Each record must be retyped in full. No character may differ.

=== Material supplied ===
--- START ---

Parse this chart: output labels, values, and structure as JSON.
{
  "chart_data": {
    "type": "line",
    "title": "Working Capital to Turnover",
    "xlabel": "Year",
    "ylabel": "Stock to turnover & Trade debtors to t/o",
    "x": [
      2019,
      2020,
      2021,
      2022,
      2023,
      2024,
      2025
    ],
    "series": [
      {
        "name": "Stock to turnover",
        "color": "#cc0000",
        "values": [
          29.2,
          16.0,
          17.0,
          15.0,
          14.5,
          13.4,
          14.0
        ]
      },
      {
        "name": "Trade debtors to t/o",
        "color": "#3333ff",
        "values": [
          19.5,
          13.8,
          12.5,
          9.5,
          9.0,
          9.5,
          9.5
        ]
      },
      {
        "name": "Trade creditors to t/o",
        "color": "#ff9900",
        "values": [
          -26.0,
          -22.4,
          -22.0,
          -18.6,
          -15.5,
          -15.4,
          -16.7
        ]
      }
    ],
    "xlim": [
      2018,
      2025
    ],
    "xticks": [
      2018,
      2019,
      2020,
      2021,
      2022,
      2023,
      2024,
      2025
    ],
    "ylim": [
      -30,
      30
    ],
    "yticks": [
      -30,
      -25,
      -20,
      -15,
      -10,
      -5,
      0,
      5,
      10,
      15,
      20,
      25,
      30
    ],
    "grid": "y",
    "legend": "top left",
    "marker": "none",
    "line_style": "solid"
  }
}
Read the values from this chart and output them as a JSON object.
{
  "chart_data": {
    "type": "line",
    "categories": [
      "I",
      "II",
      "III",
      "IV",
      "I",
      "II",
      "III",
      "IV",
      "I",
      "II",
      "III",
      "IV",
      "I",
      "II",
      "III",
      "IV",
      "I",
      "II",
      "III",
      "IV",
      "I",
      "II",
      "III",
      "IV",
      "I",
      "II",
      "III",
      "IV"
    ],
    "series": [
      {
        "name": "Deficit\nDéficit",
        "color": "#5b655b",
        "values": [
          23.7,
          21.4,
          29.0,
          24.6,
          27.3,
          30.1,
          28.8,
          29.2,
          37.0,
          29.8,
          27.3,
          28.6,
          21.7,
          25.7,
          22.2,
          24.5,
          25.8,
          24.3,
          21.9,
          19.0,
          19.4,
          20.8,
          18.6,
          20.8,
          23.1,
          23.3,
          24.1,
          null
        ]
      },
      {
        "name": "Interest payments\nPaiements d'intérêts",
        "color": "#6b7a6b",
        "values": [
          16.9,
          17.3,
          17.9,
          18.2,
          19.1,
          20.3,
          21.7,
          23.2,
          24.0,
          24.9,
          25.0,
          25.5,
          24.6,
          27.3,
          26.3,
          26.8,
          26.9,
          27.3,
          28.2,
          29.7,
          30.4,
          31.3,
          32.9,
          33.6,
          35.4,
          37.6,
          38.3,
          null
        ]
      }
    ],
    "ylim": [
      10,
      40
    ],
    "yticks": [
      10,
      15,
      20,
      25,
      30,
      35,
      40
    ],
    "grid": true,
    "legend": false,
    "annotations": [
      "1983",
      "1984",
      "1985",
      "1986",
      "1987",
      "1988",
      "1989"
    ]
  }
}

--- END ---

=== Solution for this problem ===
Parse this chart: output labels, values, and structure as JSON.
{
  "chart_data": {
    "type": "line",
    "title": "Working Capital to Turnover",
    "xlabel": "Year",
    "ylabel": "Stock to turnover & Trade debtors to t/o",
    "x": [
      2019,
      2020,
      2021,
      2022,
      2023,
      2024,
      2025
    ],
    "series": [
      {
        "name": "Stock to turnover",
        "color": "#cc0000",
        "values": [
          29.2,
          16.0,
          17.0,
          15.0,
          14.5,
          13.4,
          14.0
        ]
      },
      {
        "name": "Trade debtors to t/o",
        "color": "#3333ff",
        "values": [
          19.5,
          13.8,
          12.5,
          9.5,
          9.0,
          9.5,
          9.5
        ]
      },
      {
        "name": "Trade creditors to t/o",
        "color": "#ff9900",
        "values": [
          -26.0,
          -22.4,
          -22.0,
          -18.6,
          -15.5,
          -15.4,
          -16.7
        ]
      }
    ],
    "xlim": [
      2018,
      2025
    ],
    "xticks": [
      2018,
      2019,
      2020,
      2021,
      2022,
      2023,
      2024,
      2025
    ],
    "ylim": [
      -30,
      30
    ],
    "yticks": [
      -30,
      -25,
      -20,
      -15,
      -10,
      -5,
      0,
      5,
      10,
      15,
      20,
      25,
      30
    ],
    "grid": "y",
    "legend": "top left",
    "marker": "none",
    "line_style": "solid"
  }
}
Read the values from this chart and output them as a JSON object.
{
  "chart_data": {
    "type": "line",
    "categories": [
      "I",
      "II",
      "III",
      "IV",
      "I",
      "II",
      "III",
      "IV",
      "I",
      "II",
      "III",
      "IV",
      "I",
      "II",
      "III",
      "IV",
      "I",
      "II",
      "III",
      "IV",
      "I",
      "II",
      "III",
      "IV",
      "I",
      "II",
      "III",
      "IV"
    ],
    "series": [
      {
        "name": "Deficit\nDéficit",
        "color": "#5b655b",
        "values": [
          23.7,
          21.4,
          29.0,
          24.6,
          27.3,
          30.1,
          28.8,
          29.2,
          37.0,
          29.8,
          27.3,
          28.6,
          21.7,
          25.7,
          22.2,
          24.5,
          25.8,
          24.3,
          21.9,
          19.0,
          19.4,
          20.8,
          18.6,
          20.8,
          23.1,
          23.3,
          24.1,
          null
        ]
      },
      {
        "name": "Interest payments\nPaiements d'intérêts",
        "color": "#6b7a6b",
        "values": [
          16.9,
          17.3,
          17.9,
          18.2,
          19.1,
          20.3,
          21.7,
          23.2,
          24.0,
          24.9,
          25.0,
          25.5,
          24.6,
          27.3,
          26.3,
          26.8,
          26.9,
          27.3,
          28.2,
          29.7,
          30.4,
          31.3,
          32.9,
          33.6,
          35.4,
          37.6,
          38.3,
          null
        ]
      }
    ],
    "ylim": [
      10,
      40
    ],
    "yticks": [
      10,
      15,
      20,
      25,
      30,
      35,
      40
    ],
    "grid": true,
    "legend": false,
    "annotations": [
      "1983",
      "1984",
      "1985",
      "1986",
      "1987",
      "1988",
      "1989"
    ]
  }
}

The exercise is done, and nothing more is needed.